Ketentuan A: Ubah baris data di bawah, mulai dari baris yang memuat "Localize each UI" sampai dengan baris yang memuat "minimize-button[interactable] [1698, 0, 1744, 38]", menjadi daftar JSON berisi string dengan satu string untuk tiap baris dan tanpa baris kosong. Gambar tidak perlu dimasukkan ke dalam jawaban.

Teks yang ditampilkan:
____

Saya berdua Dariyanto, mendapat tugas menyapa Destana di
wilayah Kabupaten Blitar, bertempat di Balai Desa Tambakrejo, Kecamatan
Wonotirto. Dekat dengan Guest House Mitra Bahari, yang berada di komplek Pelabuhan
Perikanan Pantai Tambakrejo, milik Dinas Kelautan dan Perikanan, Provinsi Jawa Timur.
Selasa (01/11/2022).
Kegiatannya meriah. Dihadiri oleh Kalaksa BPBD Provinsi
Jawa Timur, yang didampingi oleh Kabid Pencegahan dan Kesiapsiagaan, Kalaksa
BPBD Kabupaten Blitar, Kepala Desa Tambakrejo, babinsa dan babinkamtibmas serta
perwakilan dari beberapa F-PRB tingkat Desa dan organisasi masyarakat setempat. dalam kesempatan itu, diserahkan pula bantuan 3000 bibit mangrove siap tanam dari Kalaksa BPBD Provinsi Jawa Timur.
Peserta Sapa Destana antusias mendengarkan pemaparan dari
para pejabat yang datang. Mulai dari pentingnya menjaga lingkungan sekitar agar
bersih dari sampah, menanam pohon mangrove, cemara udang dan beberapa jenis pohon
pantai untuk mengurangi hempasan gelombang laut selatan. Serta upaya
mengembangkan destinasi wisata pantai Tambakrejo.
Terkait dengan upaya pengurangan risiko bencana,
diharapkan agar F-PRB Desa sebagai bentuk partisipasi masyarakat, hendaknya
aktif mengedukasi masyarakat akan adanya potensi banjir, longsor, gempa,
gelombang ekstrim, tsunami, dan antisipasi dampak pembangunan jalur lintas selatan. Serta pemasangan rambu-rambu evakuasi dan
menentukan titik kumpul yang bisa dijangkau dari berbagai arah.
Sambil menikmati snack yang disediakan, petugas Sapa
Destana mencoba membuka dialog untuk saling tukar pengalaman dalam “menghidupkan”
keberadaan forum, pasca program Destana, yang didampingi oleh Fasilitator Destana.
Dengan Sapa Destana, akan diketahui apakah materi yang pernah disampaikan oleh
Fasilitator itu, masih berjalan, atau sudah “mati suri” karena kehabisan
“amunisi”.
Jika aktivitas forum sudah berhenti, kira-kira ada
masalah apa dan bagaimana solusinya, termasuk bagaimana mendorong penggunaan
dana Desa untuk mendukung kegiatan forum dalam upaya pengurangan risiko bencana.
Dalam kesempatan yang terbatas itu juga diberikan informasi tentang Penilaian Ketangguhan
Desa.

____

Baris untuk latihan:
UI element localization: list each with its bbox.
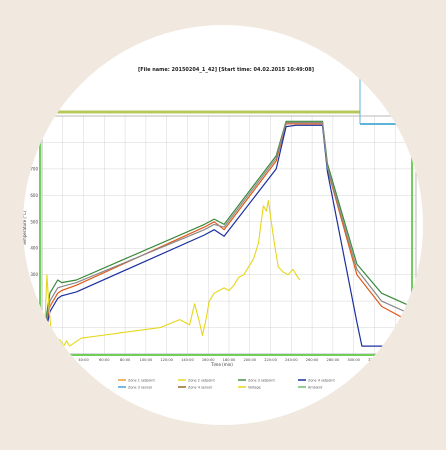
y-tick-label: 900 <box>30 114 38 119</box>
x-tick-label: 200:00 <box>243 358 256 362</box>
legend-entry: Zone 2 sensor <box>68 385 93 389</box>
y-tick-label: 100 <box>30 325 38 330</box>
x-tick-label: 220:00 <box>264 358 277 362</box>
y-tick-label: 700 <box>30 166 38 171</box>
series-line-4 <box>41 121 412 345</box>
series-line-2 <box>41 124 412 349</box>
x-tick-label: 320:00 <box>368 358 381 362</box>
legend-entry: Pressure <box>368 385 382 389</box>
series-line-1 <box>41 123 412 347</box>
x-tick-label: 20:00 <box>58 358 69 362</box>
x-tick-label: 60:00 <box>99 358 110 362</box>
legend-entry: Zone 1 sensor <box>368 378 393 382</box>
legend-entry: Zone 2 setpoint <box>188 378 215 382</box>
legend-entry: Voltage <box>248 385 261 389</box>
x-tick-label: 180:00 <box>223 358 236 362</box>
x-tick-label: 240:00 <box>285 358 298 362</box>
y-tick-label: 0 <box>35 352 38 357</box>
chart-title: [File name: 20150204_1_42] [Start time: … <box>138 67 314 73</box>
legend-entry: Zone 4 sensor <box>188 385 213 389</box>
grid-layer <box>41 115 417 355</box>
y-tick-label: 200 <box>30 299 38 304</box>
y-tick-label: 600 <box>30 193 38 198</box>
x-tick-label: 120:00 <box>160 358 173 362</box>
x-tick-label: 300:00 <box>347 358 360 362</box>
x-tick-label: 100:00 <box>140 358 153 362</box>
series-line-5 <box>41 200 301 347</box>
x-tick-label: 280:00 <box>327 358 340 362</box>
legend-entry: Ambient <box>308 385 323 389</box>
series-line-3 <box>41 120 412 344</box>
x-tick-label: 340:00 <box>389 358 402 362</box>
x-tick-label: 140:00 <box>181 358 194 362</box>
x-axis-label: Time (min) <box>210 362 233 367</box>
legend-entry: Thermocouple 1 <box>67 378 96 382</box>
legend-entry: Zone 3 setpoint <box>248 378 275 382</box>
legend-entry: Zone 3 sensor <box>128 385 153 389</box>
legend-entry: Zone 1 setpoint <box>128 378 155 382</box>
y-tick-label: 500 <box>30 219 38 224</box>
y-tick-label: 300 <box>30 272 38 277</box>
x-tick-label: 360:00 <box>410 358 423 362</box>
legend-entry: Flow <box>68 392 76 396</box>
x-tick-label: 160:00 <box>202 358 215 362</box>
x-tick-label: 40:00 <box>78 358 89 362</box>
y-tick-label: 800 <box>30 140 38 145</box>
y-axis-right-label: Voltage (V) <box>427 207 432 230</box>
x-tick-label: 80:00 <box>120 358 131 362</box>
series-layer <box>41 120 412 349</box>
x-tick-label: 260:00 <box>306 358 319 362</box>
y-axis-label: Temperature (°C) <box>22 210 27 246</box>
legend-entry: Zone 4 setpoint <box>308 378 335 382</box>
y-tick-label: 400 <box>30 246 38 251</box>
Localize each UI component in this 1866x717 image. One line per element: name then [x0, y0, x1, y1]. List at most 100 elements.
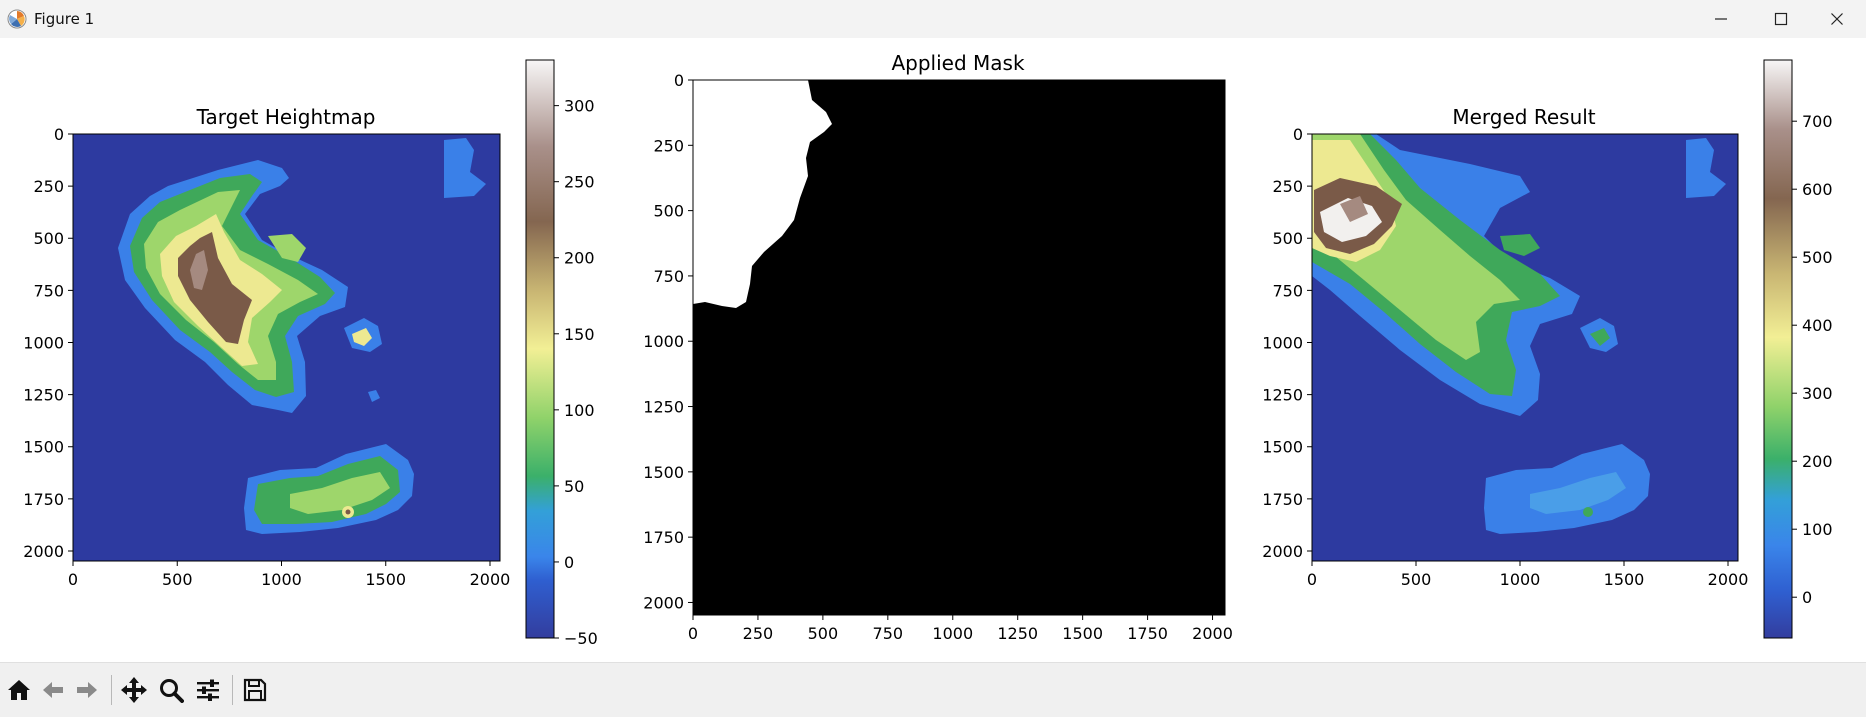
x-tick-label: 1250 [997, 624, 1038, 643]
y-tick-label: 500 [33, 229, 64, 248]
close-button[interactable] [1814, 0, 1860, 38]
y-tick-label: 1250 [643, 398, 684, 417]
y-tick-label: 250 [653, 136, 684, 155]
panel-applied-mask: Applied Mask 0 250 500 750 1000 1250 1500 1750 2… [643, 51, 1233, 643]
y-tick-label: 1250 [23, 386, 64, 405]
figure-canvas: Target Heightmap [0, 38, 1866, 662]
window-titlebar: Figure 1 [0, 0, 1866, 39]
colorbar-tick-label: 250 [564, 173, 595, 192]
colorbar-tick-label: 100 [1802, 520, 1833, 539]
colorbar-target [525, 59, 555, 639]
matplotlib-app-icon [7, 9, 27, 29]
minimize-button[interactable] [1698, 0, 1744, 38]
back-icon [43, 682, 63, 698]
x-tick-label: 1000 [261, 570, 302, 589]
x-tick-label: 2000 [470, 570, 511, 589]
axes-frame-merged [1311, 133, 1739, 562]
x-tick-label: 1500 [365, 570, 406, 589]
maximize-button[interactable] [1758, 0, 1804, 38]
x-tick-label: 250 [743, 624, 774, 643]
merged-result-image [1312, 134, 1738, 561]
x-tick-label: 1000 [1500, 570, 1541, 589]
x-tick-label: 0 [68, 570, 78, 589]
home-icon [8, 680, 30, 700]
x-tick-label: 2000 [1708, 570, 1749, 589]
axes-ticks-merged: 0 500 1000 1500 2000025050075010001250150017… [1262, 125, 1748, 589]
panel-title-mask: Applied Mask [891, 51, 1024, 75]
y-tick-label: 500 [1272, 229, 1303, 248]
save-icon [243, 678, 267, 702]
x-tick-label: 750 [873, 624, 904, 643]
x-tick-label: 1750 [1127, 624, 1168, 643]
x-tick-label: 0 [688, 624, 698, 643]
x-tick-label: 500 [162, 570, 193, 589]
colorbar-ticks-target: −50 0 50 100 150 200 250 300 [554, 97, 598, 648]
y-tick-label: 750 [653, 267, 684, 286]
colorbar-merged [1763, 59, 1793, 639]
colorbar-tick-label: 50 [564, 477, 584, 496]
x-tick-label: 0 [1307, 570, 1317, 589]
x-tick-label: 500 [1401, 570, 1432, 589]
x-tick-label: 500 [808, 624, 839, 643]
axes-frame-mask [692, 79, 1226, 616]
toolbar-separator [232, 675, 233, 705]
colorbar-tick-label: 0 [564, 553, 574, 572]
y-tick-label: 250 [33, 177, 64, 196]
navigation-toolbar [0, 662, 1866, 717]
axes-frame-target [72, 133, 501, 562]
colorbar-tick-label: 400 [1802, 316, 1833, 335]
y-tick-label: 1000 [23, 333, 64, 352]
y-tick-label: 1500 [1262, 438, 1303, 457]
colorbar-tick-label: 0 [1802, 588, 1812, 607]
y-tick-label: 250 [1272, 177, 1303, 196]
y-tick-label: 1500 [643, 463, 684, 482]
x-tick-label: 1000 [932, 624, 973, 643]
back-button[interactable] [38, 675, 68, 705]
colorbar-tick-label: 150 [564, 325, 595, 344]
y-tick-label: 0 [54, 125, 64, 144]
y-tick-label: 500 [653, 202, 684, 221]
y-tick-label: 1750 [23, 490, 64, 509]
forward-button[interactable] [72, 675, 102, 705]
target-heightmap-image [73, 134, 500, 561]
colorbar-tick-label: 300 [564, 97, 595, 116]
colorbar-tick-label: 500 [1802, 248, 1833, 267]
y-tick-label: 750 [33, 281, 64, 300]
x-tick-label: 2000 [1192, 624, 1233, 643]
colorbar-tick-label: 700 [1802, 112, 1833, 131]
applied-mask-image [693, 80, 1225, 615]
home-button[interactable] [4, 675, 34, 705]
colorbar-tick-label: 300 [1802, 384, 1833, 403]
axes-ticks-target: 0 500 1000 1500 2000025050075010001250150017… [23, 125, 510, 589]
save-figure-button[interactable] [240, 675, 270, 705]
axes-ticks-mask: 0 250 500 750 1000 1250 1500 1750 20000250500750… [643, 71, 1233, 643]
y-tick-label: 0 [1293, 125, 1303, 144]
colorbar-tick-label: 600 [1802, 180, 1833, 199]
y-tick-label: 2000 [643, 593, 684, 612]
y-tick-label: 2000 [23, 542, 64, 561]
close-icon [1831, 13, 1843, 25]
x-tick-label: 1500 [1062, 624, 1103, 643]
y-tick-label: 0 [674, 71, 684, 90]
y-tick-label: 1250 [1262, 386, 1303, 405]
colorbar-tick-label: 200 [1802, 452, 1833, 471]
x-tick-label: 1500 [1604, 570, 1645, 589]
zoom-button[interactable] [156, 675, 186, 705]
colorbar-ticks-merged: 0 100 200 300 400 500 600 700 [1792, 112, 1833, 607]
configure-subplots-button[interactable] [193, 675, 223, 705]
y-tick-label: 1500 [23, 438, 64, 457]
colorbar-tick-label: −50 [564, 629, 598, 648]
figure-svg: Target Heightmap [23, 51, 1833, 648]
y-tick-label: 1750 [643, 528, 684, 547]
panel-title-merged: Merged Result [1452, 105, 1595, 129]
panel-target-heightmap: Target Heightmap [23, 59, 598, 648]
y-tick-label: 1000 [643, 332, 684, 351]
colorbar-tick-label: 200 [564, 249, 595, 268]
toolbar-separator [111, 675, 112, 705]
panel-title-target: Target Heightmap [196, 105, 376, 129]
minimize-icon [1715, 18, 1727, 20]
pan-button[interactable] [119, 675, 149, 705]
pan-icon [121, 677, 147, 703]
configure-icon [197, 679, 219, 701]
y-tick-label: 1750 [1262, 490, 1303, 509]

____

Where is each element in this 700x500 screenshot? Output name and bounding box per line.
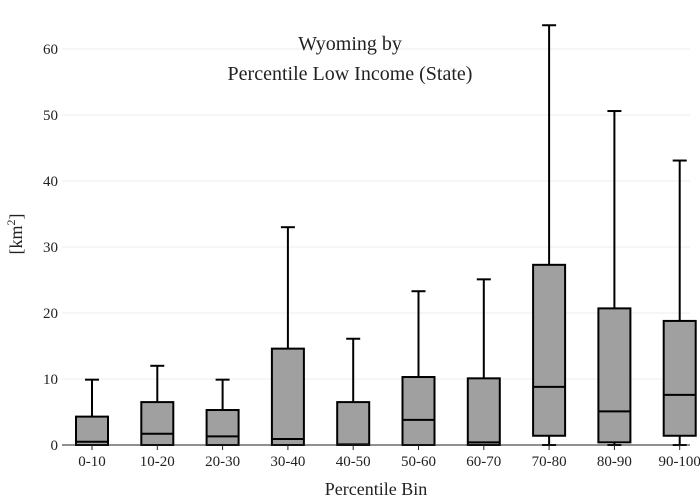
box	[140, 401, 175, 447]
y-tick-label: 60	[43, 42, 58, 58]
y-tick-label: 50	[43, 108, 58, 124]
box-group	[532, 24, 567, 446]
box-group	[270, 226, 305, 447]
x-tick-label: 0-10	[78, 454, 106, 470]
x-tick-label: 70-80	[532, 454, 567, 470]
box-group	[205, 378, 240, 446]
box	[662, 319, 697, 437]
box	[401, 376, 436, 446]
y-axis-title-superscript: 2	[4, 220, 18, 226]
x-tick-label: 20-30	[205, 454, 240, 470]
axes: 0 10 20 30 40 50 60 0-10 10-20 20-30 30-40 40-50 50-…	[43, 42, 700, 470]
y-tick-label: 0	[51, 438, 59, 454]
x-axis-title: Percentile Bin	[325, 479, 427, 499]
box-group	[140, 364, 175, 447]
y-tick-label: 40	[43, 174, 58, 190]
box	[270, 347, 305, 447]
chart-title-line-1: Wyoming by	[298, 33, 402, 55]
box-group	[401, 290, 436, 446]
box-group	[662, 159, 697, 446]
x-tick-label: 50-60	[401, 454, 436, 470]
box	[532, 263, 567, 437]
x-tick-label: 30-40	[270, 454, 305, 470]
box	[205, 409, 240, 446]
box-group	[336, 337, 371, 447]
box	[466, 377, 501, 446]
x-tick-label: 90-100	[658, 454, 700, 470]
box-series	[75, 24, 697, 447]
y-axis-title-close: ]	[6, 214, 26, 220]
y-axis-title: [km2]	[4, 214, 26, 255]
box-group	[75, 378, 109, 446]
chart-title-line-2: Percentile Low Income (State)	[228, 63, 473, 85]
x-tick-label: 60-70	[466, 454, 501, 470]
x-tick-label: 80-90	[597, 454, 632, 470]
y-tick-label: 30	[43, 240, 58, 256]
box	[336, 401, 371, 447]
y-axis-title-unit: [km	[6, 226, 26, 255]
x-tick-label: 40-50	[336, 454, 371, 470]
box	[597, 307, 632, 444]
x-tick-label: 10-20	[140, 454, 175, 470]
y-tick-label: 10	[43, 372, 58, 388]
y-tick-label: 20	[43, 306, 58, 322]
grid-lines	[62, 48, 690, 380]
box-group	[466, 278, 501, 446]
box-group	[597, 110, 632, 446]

____

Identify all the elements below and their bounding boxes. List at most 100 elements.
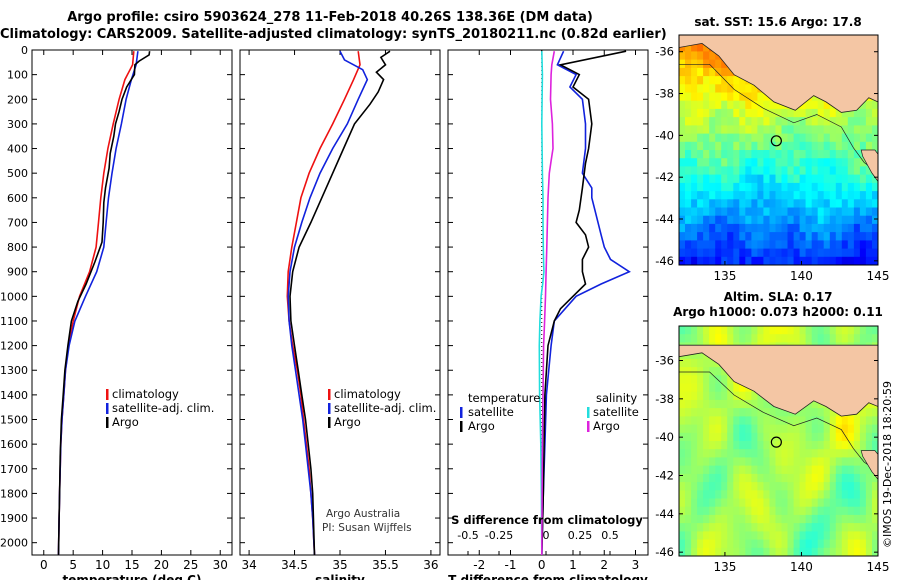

____

Ketentuan B: Teruskan teks tentang Sapa Destana di Desa Tambakrejo mulai dari bagian tempat teks itu terhenti.

Jawaban tertulis A:
[
  "Localize each UI component in this 1866x717 image. One line per element: name then [x0, y0, x1, y1]. List at most 100 elements.",
  "x-tick-label: 1250 [997, 624, 1038, 643]",
  "y-tick-label: 500 [33, 229, 64, 248]",
  "close-button[interactable] [1814, 0, 1860, 38]",
  "y-tick-label: 1250 [643, 398, 684, 417]",
  "y-tick-label: 250 [653, 136, 684, 155]",
  "panel-applied-mask: Applied Mask 0 250 500 750 1000 1250 1500 1750 2… [643, 51, 1233, 643]",
  "y-tick-label: 1250 [23, 386, 64, 405]",
  "figure-canvas: Target Heightmap [0, 38, 1866, 662]",
  "window-titlebar: Figure 1 [0, 0, 1866, 39]",
  "colorbar-tick-label: 250 [564, 173, 595, 192]",
  "colorbar-tick-label: 100 [1802, 520, 1833, 539]",
  "colorbar-target [525, 59, 555, 639]",
  "matplotlib-app-icon [7, 9, 27, 29]",
  "minimize-button[interactable] [1698, 0, 1744, 38]"
]

Jawaban tertulis B:
Sukimin, salah satu pengurus F-PRB Desa Tambakrejo
menjelaskan program yang menjadi agenda forum adalah sosialisasi pengurangan
risiko bencana lewat kegiatan yang ada di masyarakat. Diantaranya, lewat tahlilan,
yasinan, dan arisan PKK, dan secara berkala melakukan gerakan anti sampah (Gratis),
agar lingkungan bersih dan saluran air tidak terhambat.
“Kami juga punya agenda Kopi Ratna, yaitu koin peduli
darurat bencana. Dimana setiap pertemuan, anggota forum secara suka rela
menginfaqkan sebagian rejekinya untuk dijadikan dana kelompok yang akan
digunakan dalam keadaan darurat,” Katanya bangga.
Konon, Kopi Ratna ini juga menjadi media mempererat tali
silaturahmi antar pengurus dan anggota. Dana dari Kopi Ratna juga bisa
digunakan untuk memberikan santunan kepada masyarakat yang memerlukan uluran
tangan. Tentunya berdasarkan kesepakatan.
Ya, istilah Kopi Ratna ini merupakan hasil kreativitas
pengurus forum setempat yang tentunya melalui proses yang panjang sebelum
disepakati sebagai upaya menggalang Susu Tante (sumbangan sukarela tanpa
tekanan).
Saya yakin, semua komunitas pasti punya istilah sendiri
untuk mengoptimalkan Susu Tante. Diantaranya Topi Terbang, Sodakoh Receh,
Bantingan, Kumpul Uwul, dan sebagainya. Disini yang terpenting adalah keterbukaan
agar tidak ada dusta diantara semua. Karena, seringkali uang itu bisa
menggoyahkan iman dengan berbagai istilah untuk kepentingan sendiri.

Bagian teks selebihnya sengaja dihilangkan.